Databricks has open sourced deltalake project in Apr'2018 (Open source deltalake project still to get some functionalities like data skipping etc) Details: Deltalake, Docs, Github Repo
Delta is not file format - it is storage layer on top of parquet & metadata (in json format) files.
It doesn't delete files automatically. Vacuum operation should be performed to delete older & not referenced (not active) file.
So without running 'vacuum' operation, you can time travel infinitely as all data would be available. On other hand, if you perform 'vacuum' with 30 days retention, you can access last 30 days data.
Yes, it solves querying across dataset versions. Each version can be identified by timestamp. Sample queries to access specific version data:
Scala:
val df = spark.read
.format("delta")

==============================

#### What to work on:
a) In the records, from the first line up to and including the line with "variant-title: Variant: rs201659733", swap "x-tick-label" for "x-axis-tick" and give those lines back with nothing else changed.
b) Write the next part of the Delta Lake answer, picking up where it stops.
The records that follow have no connection to the Delta Lake answer.

#### Supplied entries:
==============================

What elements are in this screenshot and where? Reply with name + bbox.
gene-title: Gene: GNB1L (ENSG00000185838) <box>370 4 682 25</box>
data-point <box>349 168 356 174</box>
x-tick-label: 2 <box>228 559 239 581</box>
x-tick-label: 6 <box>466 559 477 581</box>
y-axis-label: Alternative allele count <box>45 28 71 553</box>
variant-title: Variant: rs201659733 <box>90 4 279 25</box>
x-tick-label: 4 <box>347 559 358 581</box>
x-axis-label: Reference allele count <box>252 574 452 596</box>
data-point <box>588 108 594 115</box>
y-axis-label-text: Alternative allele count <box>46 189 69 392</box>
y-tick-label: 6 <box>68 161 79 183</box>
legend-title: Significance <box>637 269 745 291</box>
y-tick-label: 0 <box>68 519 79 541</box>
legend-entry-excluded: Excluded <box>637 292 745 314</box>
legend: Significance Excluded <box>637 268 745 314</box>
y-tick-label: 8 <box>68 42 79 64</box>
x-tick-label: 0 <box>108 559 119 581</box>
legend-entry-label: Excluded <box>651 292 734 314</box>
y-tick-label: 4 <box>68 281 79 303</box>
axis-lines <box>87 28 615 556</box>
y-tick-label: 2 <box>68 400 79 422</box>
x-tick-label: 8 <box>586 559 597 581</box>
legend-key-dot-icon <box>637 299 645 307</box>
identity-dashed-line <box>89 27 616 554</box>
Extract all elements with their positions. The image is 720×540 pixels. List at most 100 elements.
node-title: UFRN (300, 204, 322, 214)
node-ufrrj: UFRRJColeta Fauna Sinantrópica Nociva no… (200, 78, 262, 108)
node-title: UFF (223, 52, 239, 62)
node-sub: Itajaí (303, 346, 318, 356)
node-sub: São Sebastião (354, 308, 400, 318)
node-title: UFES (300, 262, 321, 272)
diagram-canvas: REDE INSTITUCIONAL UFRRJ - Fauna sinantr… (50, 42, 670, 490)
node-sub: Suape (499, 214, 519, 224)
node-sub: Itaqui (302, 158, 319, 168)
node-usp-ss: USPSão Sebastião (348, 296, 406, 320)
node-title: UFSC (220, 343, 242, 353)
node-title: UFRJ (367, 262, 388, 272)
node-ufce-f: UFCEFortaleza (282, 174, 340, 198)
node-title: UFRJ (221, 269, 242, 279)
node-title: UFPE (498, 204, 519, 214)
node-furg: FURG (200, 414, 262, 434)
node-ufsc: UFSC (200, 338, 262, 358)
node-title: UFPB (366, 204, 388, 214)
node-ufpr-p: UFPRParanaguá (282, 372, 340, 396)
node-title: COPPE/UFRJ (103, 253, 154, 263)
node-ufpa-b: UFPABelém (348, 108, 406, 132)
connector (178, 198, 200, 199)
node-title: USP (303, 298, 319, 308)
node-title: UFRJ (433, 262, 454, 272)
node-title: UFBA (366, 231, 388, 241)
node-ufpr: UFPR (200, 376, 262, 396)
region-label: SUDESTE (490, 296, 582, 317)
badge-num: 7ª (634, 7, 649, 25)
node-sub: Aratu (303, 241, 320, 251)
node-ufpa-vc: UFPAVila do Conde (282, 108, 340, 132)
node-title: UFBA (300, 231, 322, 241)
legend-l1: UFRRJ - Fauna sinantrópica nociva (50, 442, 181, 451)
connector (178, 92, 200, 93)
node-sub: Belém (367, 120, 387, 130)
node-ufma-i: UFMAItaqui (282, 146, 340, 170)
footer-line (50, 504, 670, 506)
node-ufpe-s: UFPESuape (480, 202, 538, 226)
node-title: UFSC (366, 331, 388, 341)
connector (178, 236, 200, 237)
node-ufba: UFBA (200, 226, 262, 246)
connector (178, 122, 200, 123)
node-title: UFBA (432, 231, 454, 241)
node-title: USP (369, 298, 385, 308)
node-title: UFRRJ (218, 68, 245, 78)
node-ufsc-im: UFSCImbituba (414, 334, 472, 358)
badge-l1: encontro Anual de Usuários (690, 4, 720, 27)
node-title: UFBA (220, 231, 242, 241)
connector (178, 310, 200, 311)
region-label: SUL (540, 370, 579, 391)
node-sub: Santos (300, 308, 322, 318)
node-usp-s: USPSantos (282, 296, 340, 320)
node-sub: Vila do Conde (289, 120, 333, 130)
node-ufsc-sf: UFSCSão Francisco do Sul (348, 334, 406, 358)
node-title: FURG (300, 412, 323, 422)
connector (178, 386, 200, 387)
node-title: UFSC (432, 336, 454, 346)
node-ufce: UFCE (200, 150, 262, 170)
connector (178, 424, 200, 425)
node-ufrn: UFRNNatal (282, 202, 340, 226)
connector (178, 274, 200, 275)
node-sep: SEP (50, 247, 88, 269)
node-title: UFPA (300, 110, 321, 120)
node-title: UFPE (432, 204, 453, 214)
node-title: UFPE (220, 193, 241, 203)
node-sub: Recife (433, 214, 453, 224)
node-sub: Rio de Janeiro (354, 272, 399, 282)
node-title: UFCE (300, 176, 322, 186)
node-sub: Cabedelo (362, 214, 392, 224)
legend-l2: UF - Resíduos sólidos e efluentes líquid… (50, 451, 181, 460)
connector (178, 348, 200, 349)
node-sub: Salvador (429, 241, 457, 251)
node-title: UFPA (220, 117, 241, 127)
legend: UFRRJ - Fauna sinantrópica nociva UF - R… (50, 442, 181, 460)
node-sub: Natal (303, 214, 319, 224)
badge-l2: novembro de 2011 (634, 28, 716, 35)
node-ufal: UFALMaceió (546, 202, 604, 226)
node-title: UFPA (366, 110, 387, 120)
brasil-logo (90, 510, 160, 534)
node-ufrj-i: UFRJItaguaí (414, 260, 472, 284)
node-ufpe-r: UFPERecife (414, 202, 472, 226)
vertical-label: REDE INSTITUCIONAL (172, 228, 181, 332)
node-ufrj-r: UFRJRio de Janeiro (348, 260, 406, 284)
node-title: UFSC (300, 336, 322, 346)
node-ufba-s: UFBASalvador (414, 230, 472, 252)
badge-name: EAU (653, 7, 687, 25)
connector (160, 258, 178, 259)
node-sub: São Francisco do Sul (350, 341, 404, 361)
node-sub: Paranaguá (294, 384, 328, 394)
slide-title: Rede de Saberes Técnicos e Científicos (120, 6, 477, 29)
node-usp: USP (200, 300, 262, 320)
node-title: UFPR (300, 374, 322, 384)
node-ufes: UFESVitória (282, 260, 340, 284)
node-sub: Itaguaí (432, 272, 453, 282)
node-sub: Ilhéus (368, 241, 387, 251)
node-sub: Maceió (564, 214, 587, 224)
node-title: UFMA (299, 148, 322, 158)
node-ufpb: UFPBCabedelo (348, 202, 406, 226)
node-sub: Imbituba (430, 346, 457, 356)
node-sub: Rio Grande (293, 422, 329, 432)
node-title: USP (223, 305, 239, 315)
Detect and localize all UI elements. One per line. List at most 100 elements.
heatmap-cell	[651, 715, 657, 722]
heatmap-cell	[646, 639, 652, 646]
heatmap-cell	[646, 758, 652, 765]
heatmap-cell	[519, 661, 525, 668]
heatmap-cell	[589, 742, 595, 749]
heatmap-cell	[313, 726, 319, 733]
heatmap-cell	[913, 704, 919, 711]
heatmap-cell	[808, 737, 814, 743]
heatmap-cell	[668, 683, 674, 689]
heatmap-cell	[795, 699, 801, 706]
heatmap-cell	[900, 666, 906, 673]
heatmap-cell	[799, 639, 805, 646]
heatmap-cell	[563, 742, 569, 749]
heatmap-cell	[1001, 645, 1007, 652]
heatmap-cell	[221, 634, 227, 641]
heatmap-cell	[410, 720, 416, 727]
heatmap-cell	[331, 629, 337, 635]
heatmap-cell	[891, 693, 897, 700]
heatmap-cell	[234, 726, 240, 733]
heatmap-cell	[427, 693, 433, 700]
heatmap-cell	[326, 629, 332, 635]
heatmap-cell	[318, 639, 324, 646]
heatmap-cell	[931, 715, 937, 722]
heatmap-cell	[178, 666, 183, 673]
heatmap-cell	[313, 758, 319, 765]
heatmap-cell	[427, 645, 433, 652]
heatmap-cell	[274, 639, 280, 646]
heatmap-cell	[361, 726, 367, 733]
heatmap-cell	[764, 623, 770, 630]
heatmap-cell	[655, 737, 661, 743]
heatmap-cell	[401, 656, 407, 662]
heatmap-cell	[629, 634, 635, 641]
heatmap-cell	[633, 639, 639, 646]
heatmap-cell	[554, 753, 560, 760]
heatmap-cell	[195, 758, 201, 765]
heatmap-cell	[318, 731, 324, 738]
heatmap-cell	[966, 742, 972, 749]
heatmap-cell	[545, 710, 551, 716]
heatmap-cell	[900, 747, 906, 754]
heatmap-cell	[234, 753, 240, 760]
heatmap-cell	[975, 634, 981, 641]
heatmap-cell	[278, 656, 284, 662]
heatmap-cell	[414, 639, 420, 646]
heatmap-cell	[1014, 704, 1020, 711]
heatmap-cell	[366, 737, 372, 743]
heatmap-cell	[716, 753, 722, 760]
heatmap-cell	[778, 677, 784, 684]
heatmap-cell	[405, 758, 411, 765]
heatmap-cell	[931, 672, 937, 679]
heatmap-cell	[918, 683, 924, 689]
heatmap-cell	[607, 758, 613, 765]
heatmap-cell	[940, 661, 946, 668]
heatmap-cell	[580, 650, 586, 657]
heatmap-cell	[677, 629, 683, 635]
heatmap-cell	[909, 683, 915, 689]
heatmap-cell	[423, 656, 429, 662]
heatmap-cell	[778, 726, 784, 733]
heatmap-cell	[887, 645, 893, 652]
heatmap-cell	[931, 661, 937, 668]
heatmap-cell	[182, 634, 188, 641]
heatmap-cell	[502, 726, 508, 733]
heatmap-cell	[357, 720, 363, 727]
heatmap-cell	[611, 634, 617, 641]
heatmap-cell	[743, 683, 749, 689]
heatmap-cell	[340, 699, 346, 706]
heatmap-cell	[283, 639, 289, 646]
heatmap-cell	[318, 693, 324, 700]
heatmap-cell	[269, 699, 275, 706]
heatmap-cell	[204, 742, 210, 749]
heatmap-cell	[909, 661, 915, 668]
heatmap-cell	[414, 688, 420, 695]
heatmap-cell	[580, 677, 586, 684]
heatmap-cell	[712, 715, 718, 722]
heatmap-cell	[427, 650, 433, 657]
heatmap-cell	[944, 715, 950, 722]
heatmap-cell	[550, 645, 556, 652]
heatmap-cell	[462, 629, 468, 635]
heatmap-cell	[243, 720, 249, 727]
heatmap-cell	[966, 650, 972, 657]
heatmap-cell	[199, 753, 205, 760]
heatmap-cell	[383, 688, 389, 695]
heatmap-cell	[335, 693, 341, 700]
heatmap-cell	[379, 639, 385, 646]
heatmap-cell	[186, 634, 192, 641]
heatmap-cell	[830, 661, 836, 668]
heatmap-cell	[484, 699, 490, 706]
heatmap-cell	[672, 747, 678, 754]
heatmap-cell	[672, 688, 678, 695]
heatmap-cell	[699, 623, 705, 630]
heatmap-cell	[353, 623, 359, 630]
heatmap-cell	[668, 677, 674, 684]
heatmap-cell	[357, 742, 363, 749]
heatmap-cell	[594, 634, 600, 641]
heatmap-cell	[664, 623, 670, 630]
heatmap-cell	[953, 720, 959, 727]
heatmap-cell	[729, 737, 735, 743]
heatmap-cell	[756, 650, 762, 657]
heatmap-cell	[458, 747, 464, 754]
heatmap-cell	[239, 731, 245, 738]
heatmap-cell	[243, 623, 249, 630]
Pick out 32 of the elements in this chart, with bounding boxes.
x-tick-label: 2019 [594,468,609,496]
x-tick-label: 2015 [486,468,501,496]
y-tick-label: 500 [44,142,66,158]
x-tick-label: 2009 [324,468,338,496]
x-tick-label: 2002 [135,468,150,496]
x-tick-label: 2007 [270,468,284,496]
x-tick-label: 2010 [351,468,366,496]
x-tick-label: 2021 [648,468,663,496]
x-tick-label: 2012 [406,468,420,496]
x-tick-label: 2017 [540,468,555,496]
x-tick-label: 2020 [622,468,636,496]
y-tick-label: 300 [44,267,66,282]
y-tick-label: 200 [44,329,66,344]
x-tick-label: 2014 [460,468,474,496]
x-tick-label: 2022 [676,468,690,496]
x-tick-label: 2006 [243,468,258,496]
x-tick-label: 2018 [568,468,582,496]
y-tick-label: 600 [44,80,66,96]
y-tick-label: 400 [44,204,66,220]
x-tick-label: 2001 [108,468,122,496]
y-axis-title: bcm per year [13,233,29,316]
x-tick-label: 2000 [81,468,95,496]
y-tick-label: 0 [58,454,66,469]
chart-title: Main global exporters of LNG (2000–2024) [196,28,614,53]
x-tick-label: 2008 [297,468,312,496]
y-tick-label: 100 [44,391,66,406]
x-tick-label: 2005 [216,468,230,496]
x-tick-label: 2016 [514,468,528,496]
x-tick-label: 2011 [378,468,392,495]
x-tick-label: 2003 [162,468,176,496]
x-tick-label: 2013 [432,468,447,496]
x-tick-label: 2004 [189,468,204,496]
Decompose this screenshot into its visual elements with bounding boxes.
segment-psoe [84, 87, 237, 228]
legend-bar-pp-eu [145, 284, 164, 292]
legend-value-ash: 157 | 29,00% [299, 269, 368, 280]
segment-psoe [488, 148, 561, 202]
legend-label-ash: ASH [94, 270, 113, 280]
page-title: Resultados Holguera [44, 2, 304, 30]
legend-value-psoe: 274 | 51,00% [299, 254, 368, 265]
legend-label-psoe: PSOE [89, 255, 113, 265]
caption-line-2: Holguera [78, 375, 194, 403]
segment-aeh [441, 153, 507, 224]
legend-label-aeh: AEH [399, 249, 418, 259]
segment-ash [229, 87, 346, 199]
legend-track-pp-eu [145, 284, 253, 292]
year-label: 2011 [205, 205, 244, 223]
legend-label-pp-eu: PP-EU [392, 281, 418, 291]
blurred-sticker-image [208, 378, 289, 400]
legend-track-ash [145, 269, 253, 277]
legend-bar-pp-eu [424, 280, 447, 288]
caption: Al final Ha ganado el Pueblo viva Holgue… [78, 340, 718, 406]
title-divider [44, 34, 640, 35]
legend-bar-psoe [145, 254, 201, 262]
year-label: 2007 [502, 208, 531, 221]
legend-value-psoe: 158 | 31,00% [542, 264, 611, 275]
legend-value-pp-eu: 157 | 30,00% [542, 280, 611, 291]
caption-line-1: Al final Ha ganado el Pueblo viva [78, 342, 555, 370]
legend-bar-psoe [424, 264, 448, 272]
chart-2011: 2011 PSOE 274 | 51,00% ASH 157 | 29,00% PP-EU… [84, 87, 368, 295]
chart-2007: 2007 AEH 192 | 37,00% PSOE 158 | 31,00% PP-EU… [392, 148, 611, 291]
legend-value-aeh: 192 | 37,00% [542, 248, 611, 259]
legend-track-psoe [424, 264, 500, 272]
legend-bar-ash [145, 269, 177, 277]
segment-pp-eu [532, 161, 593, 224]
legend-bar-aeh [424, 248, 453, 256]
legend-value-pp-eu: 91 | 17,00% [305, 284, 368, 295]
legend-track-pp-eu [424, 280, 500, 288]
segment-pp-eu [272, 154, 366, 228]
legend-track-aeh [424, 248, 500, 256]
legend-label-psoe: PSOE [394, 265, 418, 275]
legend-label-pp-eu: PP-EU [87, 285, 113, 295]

==============================

#### Outputs in order:
a)
What elements are in this screenshot and where? Reply with name + bbox.
gene-title: Gene: GNB1L (ENSG00000185838) <box>370 4 682 25</box>
data-point <box>349 168 356 174</box>
x-axis-tick: 2 <box>228 559 239 581</box>
x-axis-tick: 6 <box>466 559 477 581</box>
y-axis-label: Alternative allele count <box>45 28 71 553</box>
variant-title: Variant: rs201659733 <box>90 4 279 25</box>

b)
.option("timestampAsOf", "2020-10-01")
.load("/path/to/my/table")
Python:
df = spark.read \
.format("delta") \
.option("timestampAsOf", "2020-10-01") \
.load("/path/to/my/table")
SQL:
SELECT count(*) FROM my_table TIMESTAMP AS OF "2010-10-01"
SELECT count(*) FROM my_table TIMESTAMP AS OF date_sub(current_date(), 1)
SELECT count(*) FROM my_table TIMESTAMP AS OF "2010-10-01 01:30:00.000"
(Note: I am using open sourced deltalake in production for multiple use cases)